Data excerpts »
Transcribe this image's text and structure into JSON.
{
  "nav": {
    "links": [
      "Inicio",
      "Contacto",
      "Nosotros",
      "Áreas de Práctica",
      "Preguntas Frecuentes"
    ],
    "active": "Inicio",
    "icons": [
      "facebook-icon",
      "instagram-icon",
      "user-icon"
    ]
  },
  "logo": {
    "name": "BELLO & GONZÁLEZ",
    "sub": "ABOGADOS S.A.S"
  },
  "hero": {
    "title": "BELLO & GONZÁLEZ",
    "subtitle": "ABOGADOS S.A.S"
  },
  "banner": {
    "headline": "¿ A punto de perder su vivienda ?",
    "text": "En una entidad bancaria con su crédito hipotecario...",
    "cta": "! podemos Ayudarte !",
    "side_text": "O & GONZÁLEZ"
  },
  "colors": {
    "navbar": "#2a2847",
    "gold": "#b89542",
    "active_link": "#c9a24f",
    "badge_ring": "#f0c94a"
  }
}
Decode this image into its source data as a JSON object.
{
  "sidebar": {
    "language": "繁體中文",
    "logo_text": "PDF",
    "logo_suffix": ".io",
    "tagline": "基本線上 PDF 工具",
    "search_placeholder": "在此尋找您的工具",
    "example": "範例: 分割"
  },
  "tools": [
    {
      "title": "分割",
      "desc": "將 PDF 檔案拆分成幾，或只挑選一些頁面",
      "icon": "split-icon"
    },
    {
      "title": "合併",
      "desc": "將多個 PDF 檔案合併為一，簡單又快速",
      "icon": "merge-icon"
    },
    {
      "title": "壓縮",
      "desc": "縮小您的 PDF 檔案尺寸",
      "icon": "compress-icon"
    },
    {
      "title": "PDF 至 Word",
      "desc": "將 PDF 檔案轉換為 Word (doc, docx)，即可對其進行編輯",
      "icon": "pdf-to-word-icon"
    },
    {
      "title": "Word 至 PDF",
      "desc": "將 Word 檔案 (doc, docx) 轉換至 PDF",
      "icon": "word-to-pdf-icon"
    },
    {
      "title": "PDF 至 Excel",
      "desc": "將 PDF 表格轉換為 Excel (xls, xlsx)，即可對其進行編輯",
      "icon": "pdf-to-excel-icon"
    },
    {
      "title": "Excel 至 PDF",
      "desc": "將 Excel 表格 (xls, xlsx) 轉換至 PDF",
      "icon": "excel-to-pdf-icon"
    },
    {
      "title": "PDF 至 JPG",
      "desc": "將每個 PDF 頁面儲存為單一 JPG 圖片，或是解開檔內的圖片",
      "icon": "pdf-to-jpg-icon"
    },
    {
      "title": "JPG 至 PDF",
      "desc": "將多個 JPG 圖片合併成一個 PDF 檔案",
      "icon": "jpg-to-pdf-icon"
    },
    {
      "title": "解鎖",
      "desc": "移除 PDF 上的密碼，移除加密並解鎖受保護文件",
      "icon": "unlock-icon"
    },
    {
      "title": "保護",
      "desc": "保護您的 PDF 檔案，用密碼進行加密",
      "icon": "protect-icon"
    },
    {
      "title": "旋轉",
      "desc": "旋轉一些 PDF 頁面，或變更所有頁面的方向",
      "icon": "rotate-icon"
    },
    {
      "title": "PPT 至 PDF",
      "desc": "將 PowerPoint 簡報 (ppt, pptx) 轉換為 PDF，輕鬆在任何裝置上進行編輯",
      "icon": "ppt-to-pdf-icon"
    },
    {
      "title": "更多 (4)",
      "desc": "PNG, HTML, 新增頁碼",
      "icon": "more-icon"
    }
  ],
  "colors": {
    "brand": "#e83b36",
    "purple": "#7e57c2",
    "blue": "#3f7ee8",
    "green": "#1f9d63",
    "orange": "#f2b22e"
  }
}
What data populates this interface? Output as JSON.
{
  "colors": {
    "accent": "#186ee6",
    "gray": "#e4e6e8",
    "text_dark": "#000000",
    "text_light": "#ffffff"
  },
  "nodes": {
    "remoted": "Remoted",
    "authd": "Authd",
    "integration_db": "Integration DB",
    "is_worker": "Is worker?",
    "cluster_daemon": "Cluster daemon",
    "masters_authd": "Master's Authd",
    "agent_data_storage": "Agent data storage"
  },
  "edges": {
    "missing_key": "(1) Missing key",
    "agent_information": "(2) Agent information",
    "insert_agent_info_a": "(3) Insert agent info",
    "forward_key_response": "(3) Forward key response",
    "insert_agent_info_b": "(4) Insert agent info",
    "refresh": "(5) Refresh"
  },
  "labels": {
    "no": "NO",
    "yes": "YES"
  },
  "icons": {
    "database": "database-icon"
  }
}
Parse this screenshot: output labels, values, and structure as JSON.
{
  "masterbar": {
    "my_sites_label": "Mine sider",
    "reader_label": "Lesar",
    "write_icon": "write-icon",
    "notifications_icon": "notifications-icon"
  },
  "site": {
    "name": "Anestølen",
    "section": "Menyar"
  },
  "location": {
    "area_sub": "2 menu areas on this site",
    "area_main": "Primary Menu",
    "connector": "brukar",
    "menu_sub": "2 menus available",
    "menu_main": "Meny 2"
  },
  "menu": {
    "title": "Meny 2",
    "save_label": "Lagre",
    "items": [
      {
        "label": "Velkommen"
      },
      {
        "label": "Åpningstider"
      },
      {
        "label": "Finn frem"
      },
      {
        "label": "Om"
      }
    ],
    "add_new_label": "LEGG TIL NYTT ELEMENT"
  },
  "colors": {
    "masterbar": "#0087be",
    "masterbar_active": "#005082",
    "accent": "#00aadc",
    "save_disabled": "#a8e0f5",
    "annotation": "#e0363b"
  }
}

Exercise brief » Return the listing above in full, character for character.

Task result »
Transcribe this image's text and structure into JSON.
{
  "nav": {
    "links": [
      "Inicio",
      "Contacto",
      "Nosotros",
      "Áreas de Práctica",
      "Preguntas Frecuentes"
    ],
    "active": "Inicio",
    "icons": [
      "facebook-icon",
      "instagram-icon",
      "user-icon"
    ]
  },
  "logo": {
    "name": "BELLO & GONZÁLEZ",
    "sub": "ABOGADOS S.A.S"
  },
  "hero": {
    "title": "BELLO & GONZÁLEZ",
    "subtitle": "ABOGADOS S.A.S"
  },
  "banner": {
    "headline": "¿ A punto de perder su vivienda ?",
    "text": "En una entidad bancaria con su crédito hipotecario...",
    "cta": "! podemos Ayudarte !",
    "side_text": "O & GONZÁLEZ"
  },
  "colors": {
    "navbar": "#2a2847",
    "gold": "#b89542",
    "active_link": "#c9a24f",
    "badge_ring": "#f0c94a"
  }
}
Decode this image into its source data as a JSON object.
{
  "sidebar": {
    "language": "繁體中文",
    "logo_text": "PDF",
    "logo_suffix": ".io",
    "tagline": "基本線上 PDF 工具",
    "search_placeholder": "在此尋找您的工具",
    "example": "範例: 分割"
  },
  "tools": [
    {
      "title": "分割",
      "desc": "將 PDF 檔案拆分成幾，或只挑選一些頁面",
      "icon": "split-icon"
    },
    {
      "title": "合併",
      "desc": "將多個 PDF 檔案合併為一，簡單又快速",
      "icon": "merge-icon"
    },
    {
      "title": "壓縮",
      "desc": "縮小您的 PDF 檔案尺寸",
      "icon": "compress-icon"
    },
    {
      "title": "PDF 至 Word",
      "desc": "將 PDF 檔案轉換為 Word (doc, docx)，即可對其進行編輯",
      "icon": "pdf-to-word-icon"
    },
    {
      "title": "Word 至 PDF",
      "desc": "將 Word 檔案 (doc, docx) 轉換至 PDF",
      "icon": "word-to-pdf-icon"
    },
    {
      "title": "PDF 至 Excel",
      "desc": "將 PDF 表格轉換為 Excel (xls, xlsx)，即可對其進行編輯",
      "icon": "pdf-to-excel-icon"
    },
    {
      "title": "Excel 至 PDF",
      "desc": "將 Excel 表格 (xls, xlsx) 轉換至 PDF",
      "icon": "excel-to-pdf-icon"
    },
    {
      "title": "PDF 至 JPG",
      "desc": "將每個 PDF 頁面儲存為單一 JPG 圖片，或是解開檔內的圖片",
      "icon": "pdf-to-jpg-icon"
    },
    {
      "title": "JPG 至 PDF",
      "desc": "將多個 JPG 圖片合併成一個 PDF 檔案",
      "icon": "jpg-to-pdf-icon"
    },
    {
      "title": "解鎖",
      "desc": "移除 PDF 上的密碼，移除加密並解鎖受保護文件",
      "icon": "unlock-icon"
    },
    {
      "title": "保護",
      "desc": "保護您的 PDF 檔案，用密碼進行加密",
      "icon": "protect-icon"
    },
    {
      "title": "旋轉",
      "desc": "旋轉一些 PDF 頁面，或變更所有頁面的方向",
      "icon": "rotate-icon"
    },
    {
      "title": "PPT 至 PDF",
      "desc": "將 PowerPoint 簡報 (ppt, pptx) 轉換為 PDF，輕鬆在任何裝置上進行編輯",
      "icon": "ppt-to-pdf-icon"
    },
    {
      "title": "更多 (4)",
      "desc": "PNG, HTML, 新增頁碼",
      "icon": "more-icon"
    }
  ],
  "colors": {
    "brand": "#e83b36",
    "purple": "#7e57c2",
    "blue": "#3f7ee8",
    "green": "#1f9d63",
    "orange": "#f2b22e"
  }
}
What data populates this interface? Output as JSON.
{
  "colors": {
    "accent": "#186ee6",
    "gray": "#e4e6e8",
    "text_dark": "#000000",
    "text_light": "#ffffff"
  },
  "nodes": {
    "remoted": "Remoted",
    "authd": "Authd",
    "integration_db": "Integration DB",
    "is_worker": "Is worker?",
    "cluster_daemon": "Cluster daemon",
    "masters_authd": "Master's Authd",
    "agent_data_storage": "Agent data storage"
  },
  "edges": {
    "missing_key": "(1) Missing key",
    "agent_information": "(2) Agent information",
    "insert_agent_info_a": "(3) Insert agent info",
    "forward_key_response": "(3) Forward key response",
    "insert_agent_info_b": "(4) Insert agent info",
    "refresh": "(5) Refresh"
  },
  "labels": {
    "no": "NO",
    "yes": "YES"
  },
  "icons": {
    "database": "database-icon"
  }
}
Parse this screenshot: output labels, values, and structure as JSON.
{
  "masterbar": {
    "my_sites_label": "Mine sider",
    "reader_label": "Lesar",
    "write_icon": "write-icon",
    "notifications_icon": "notifications-icon"
  },
  "site": {
    "name": "Anestølen",
    "section": "Menyar"
  },
  "location": {
    "area_sub": "2 menu areas on this site",
    "area_main": "Primary Menu",
    "connector": "brukar",
    "menu_sub": "2 menus available",
    "menu_main": "Meny 2"
  },
  "menu": {
    "title": "Meny 2",
    "save_label": "Lagre",
    "items": [
      {
        "label": "Velkommen"
      },
      {
        "label": "Åpningstider"
      },
      {
        "label": "Finn frem"
      },
      {
        "label": "Om"
      }
    ],
    "add_new_label": "LEGG TIL NYTT ELEMENT"
  },
  "colors": {
    "masterbar": "#0087be",
    "masterbar_active": "#005082",
    "accent": "#00aadc",
    "save_disabled": "#a8e0f5",
    "annotation": "#e0363b"
  }
}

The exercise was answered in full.